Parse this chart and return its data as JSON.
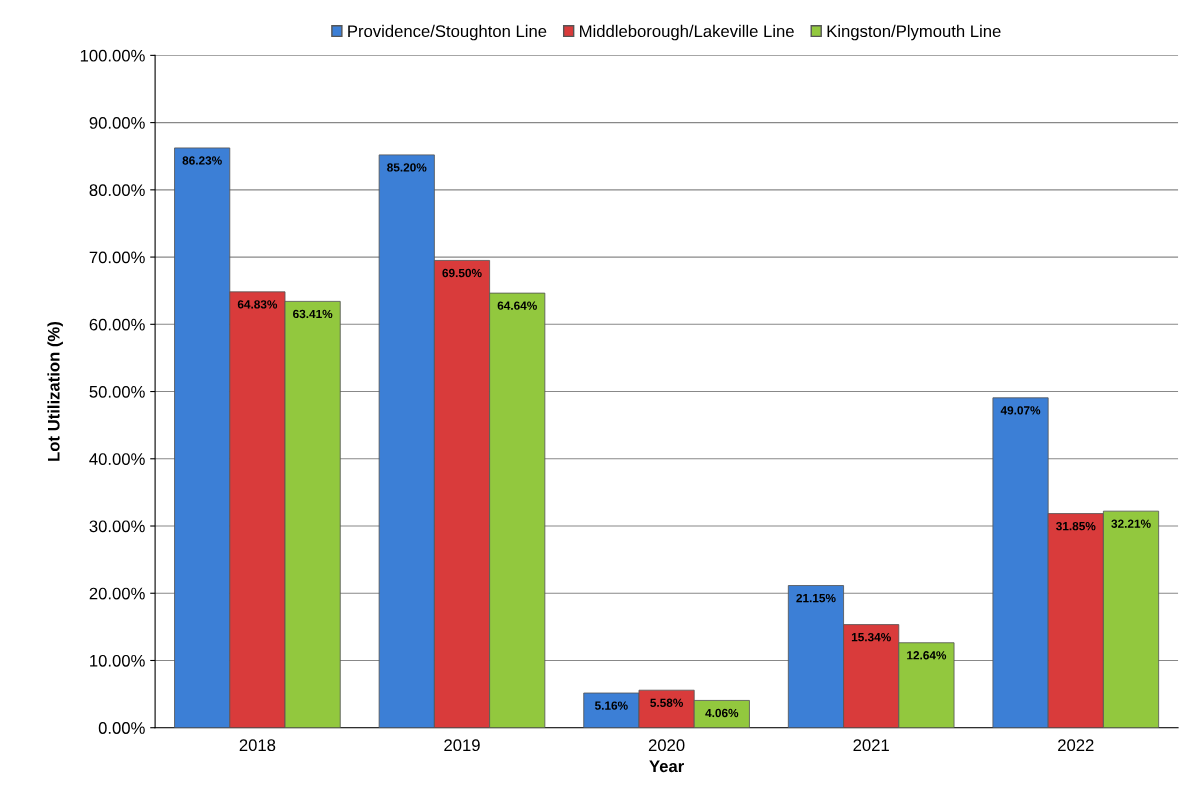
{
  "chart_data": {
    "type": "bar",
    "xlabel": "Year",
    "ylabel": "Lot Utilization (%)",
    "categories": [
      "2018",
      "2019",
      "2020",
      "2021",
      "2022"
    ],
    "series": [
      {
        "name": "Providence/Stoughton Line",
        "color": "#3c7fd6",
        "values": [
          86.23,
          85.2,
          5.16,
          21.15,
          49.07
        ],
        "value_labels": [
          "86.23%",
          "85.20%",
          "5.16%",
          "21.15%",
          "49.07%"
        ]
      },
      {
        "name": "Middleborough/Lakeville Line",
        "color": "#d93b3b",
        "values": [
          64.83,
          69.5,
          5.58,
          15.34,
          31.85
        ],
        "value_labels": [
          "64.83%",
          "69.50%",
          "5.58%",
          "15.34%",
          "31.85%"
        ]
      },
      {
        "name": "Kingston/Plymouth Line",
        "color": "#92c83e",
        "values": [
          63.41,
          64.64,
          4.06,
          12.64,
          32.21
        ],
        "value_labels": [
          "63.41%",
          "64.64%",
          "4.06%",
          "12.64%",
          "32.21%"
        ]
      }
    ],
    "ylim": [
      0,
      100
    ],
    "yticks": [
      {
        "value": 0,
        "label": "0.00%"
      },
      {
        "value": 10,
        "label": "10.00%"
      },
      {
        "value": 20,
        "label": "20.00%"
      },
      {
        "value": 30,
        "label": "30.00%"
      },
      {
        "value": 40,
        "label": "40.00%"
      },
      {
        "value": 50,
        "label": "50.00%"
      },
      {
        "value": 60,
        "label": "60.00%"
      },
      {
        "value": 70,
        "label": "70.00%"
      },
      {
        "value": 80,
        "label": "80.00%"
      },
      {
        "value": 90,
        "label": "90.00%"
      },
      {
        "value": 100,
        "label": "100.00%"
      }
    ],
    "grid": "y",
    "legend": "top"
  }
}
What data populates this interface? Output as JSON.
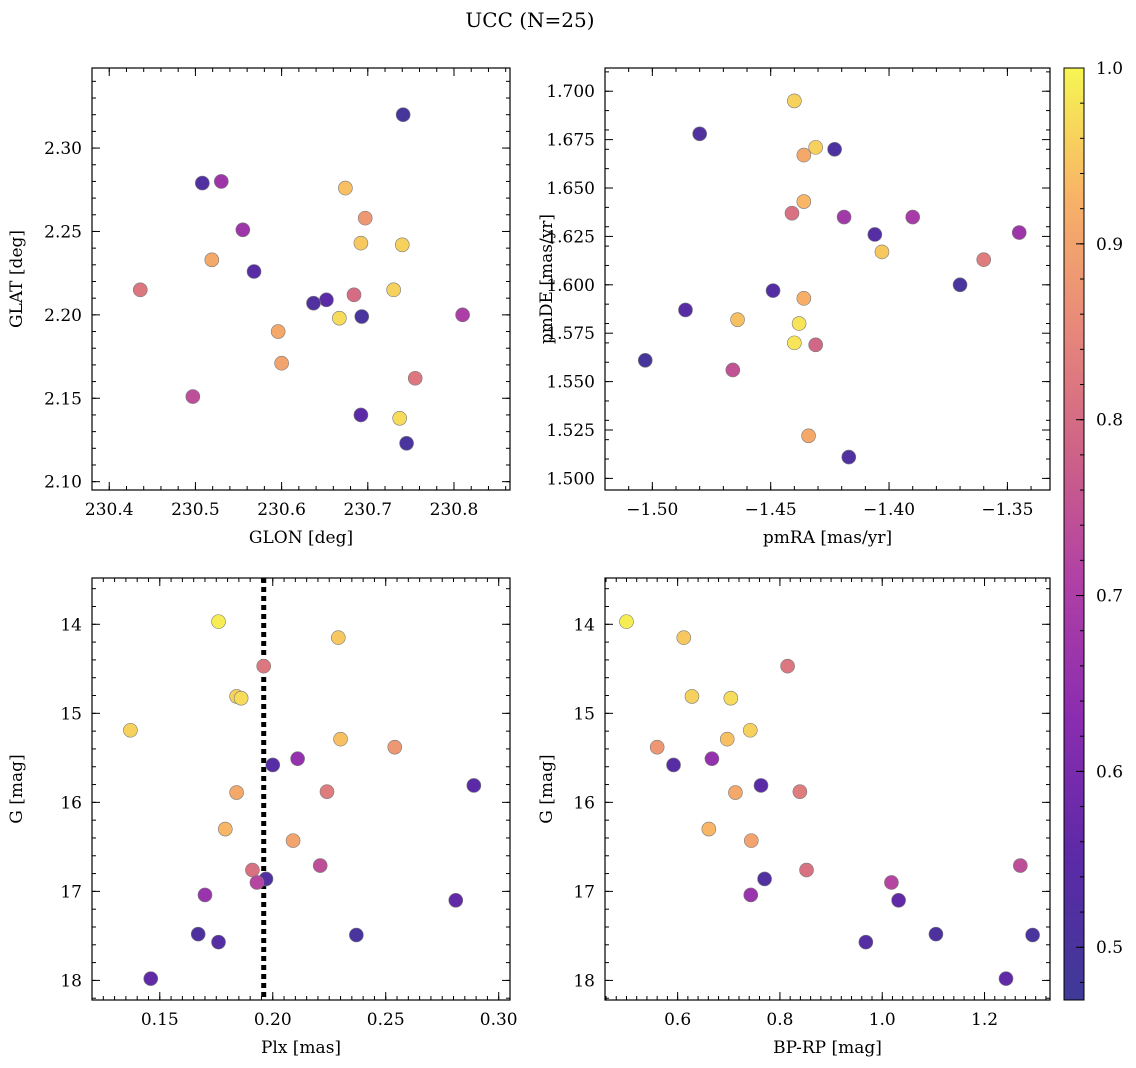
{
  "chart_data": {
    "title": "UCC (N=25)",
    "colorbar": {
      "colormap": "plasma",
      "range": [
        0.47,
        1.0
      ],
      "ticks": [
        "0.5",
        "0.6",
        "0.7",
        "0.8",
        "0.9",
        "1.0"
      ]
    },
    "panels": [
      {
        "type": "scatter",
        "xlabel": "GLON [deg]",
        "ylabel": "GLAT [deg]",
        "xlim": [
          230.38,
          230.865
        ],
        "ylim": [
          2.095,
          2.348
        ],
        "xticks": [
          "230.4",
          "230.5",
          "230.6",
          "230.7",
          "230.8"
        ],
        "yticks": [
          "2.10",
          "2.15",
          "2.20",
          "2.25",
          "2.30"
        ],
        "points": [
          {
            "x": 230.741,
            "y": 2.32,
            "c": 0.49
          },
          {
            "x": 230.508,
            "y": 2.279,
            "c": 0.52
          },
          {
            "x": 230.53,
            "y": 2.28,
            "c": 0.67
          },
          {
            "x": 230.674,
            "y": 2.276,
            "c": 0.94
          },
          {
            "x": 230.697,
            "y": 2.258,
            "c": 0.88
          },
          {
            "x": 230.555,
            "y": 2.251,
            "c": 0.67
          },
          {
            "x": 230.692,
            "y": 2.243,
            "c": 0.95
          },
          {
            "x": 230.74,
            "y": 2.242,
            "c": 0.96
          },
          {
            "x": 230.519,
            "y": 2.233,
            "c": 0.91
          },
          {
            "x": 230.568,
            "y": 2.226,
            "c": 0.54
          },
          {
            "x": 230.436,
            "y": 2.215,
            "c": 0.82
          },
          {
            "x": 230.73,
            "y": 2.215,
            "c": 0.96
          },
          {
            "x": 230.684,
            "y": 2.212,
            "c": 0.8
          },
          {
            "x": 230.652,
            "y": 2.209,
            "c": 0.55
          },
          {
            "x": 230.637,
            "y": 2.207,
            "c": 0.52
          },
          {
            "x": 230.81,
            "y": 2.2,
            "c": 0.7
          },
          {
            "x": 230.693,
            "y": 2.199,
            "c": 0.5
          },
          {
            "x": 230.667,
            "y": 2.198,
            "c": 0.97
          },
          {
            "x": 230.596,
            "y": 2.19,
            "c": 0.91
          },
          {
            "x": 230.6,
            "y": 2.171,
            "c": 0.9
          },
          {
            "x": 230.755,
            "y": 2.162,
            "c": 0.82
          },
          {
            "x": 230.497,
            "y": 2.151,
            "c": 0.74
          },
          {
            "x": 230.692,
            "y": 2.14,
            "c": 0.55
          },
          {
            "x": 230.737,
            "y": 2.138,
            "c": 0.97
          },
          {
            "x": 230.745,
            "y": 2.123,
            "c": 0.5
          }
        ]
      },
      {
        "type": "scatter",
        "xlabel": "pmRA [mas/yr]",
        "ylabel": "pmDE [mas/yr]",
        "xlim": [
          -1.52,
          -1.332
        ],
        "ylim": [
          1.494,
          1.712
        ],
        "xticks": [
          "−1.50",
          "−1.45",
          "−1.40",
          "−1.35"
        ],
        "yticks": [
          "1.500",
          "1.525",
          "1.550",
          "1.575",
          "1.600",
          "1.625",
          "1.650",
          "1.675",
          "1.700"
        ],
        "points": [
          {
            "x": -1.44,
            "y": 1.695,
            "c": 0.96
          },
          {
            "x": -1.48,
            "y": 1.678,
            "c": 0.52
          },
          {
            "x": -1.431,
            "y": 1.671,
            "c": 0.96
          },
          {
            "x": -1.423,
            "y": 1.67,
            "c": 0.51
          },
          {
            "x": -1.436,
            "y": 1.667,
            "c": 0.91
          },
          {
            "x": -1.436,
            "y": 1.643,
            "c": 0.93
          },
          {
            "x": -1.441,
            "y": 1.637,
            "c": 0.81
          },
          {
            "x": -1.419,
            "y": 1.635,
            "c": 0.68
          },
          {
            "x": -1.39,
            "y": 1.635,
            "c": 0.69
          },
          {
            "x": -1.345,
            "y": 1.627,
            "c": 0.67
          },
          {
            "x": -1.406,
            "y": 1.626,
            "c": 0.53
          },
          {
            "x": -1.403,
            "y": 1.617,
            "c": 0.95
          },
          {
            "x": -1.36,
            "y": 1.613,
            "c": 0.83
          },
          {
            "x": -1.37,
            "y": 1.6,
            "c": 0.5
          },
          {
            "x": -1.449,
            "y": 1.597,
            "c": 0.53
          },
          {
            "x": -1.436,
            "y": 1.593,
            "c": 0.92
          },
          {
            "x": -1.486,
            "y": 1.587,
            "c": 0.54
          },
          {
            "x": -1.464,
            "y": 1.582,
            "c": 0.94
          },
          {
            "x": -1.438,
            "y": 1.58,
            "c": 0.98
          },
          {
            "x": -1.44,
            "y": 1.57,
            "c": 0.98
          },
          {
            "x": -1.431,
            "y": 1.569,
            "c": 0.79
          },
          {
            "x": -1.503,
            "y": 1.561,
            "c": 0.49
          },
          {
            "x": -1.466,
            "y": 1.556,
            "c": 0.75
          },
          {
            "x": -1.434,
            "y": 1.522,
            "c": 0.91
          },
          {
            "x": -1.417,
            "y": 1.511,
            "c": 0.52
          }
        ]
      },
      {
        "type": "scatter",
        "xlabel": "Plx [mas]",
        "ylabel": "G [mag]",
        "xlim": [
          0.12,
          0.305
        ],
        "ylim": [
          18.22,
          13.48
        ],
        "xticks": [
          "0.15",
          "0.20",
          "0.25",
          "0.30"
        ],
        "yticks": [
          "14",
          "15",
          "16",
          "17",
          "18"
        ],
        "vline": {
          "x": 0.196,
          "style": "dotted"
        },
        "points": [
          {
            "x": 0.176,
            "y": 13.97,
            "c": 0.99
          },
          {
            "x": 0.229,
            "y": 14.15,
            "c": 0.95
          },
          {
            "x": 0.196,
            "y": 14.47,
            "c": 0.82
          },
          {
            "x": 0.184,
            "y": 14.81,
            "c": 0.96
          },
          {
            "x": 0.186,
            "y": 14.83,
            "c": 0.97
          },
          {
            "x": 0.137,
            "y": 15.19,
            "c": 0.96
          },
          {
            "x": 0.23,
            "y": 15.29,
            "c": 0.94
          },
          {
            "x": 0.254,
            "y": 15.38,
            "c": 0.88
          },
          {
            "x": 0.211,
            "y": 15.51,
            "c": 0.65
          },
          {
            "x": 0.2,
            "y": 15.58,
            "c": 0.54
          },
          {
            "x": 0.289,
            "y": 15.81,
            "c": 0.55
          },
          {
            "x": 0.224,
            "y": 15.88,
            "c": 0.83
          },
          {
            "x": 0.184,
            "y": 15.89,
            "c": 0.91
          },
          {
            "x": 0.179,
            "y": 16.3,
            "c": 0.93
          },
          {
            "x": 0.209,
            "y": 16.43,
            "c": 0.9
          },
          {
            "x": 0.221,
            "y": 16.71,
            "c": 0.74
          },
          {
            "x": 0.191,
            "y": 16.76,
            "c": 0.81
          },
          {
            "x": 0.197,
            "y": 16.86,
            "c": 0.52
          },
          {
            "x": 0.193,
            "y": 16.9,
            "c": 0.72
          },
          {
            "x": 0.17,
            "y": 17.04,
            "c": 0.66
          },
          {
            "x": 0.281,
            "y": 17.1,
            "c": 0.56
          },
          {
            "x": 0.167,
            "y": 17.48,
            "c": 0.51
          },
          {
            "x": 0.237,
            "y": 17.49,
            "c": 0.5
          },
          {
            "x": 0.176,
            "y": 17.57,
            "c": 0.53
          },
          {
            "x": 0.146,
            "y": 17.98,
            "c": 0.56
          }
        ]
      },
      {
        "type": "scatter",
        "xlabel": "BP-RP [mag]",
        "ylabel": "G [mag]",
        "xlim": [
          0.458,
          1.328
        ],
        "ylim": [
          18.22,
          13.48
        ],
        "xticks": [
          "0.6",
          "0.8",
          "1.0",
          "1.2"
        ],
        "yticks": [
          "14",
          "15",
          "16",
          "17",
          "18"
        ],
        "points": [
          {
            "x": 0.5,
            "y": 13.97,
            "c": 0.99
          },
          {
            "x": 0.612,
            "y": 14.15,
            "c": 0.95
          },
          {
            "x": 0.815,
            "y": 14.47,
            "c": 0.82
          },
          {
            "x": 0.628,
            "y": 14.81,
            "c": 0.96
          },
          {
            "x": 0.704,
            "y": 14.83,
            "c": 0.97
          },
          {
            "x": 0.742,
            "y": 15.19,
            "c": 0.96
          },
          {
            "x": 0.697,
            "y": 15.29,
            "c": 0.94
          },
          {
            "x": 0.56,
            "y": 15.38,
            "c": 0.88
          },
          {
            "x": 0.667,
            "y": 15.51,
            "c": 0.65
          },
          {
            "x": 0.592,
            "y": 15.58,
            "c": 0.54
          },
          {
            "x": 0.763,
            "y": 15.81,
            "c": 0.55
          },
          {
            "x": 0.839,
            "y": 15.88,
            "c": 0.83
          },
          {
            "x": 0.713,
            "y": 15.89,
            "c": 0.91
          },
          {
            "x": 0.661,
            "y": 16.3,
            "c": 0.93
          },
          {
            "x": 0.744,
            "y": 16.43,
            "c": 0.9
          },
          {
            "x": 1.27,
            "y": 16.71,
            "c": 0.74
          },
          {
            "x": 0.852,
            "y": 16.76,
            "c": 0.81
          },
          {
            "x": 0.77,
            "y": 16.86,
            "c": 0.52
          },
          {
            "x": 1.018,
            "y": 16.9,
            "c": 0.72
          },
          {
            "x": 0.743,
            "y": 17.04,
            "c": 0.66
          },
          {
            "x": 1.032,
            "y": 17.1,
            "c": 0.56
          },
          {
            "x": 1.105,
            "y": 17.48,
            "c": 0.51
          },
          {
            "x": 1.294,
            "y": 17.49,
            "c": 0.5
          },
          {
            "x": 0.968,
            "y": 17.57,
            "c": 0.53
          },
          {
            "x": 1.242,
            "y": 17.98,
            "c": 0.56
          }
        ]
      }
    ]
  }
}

• • • •

→ **EXERCISE PROMPT**:
Read the lines above. Gather those in which the string "ylabel" is found.

→ **FINISHED TASK**:
    "ylabel": "Lot Utilization (%)",
        "ylabel": "GLAT [deg]",
        "ylabel": "pmDE [mas/yr]",
        "ylabel": "G [mag]",
        "ylabel": "G [mag]",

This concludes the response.